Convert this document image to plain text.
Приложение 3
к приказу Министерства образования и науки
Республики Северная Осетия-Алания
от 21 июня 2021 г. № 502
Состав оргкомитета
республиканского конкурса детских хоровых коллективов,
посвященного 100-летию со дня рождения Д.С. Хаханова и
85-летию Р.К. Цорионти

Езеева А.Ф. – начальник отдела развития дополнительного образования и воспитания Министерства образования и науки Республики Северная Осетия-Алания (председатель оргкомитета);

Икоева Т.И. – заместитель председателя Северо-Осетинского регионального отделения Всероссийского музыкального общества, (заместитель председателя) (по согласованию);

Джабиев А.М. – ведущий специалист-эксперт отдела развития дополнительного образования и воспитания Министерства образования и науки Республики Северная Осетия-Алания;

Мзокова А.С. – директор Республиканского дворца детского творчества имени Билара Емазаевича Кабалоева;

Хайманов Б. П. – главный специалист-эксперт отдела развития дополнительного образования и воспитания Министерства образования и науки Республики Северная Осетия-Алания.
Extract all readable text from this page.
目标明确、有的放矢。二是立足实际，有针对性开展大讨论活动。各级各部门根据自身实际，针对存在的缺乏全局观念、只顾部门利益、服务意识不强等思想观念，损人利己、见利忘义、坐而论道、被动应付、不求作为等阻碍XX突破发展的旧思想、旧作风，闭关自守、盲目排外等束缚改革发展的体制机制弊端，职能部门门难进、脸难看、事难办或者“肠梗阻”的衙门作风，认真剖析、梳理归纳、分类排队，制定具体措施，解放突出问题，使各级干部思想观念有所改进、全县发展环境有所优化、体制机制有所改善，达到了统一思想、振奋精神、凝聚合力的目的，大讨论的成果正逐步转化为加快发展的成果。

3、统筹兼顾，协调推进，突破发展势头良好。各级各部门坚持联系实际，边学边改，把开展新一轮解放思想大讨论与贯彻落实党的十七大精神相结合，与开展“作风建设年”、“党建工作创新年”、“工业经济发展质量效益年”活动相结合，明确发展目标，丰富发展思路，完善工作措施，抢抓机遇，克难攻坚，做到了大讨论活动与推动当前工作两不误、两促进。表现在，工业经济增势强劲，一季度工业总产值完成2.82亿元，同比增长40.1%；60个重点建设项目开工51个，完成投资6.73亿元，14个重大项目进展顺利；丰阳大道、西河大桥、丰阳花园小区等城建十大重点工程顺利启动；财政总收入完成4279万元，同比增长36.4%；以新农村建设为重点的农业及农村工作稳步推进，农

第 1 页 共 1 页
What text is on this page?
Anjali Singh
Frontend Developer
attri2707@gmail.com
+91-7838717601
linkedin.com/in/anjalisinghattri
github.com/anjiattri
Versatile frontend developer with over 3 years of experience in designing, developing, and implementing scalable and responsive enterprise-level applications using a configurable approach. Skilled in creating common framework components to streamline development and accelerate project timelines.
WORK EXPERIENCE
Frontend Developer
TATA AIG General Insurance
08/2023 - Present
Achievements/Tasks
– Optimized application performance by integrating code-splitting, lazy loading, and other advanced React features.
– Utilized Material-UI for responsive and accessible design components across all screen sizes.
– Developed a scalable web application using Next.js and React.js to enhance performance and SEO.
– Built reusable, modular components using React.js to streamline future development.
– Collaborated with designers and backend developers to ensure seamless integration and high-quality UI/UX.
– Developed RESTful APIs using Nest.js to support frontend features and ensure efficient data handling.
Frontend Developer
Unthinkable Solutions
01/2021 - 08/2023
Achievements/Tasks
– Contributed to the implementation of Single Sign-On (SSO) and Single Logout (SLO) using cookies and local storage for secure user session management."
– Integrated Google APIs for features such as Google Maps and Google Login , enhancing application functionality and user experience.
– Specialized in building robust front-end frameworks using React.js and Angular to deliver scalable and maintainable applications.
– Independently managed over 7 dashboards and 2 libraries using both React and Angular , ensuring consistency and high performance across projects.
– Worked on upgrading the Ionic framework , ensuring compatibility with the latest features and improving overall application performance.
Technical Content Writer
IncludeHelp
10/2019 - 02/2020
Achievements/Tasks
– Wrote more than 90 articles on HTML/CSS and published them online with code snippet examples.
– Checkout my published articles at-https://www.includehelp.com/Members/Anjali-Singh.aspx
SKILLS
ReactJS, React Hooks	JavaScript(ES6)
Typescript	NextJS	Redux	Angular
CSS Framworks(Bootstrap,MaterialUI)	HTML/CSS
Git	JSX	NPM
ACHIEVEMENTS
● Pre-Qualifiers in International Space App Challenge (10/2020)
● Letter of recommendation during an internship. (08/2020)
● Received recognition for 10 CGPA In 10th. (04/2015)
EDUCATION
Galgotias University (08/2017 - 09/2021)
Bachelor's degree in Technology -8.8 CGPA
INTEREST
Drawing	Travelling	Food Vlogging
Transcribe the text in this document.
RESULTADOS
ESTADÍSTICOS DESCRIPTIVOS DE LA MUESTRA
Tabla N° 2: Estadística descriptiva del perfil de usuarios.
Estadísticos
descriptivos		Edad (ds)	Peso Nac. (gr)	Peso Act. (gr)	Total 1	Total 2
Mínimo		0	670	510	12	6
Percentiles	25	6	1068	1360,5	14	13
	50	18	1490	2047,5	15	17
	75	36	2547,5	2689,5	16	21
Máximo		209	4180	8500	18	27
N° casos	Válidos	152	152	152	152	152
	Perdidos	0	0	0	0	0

○ ○ ○

- **Stated exercise**: Sift the material for lines with the string "науки". Copy each one found.

- **Completed exercise**:
к приказу Министерства образования и науки
Езеева А.Ф. – начальник отдела развития дополнительного образования и воспитания Министерства образования и науки Республики Северная Осетия-Алания (председатель оргкомитета);
Джабиев А.М. – ведущий специалист-эксперт отдела развития дополнительного образования и воспитания Министерства образования и науки Республики Северная Осетия-Алания;
Хайманов Б. П. – главный специалист-эксперт отдела развития дополнительного образования и воспитания Министерства образования и науки Республики Северная Осетия-Алания.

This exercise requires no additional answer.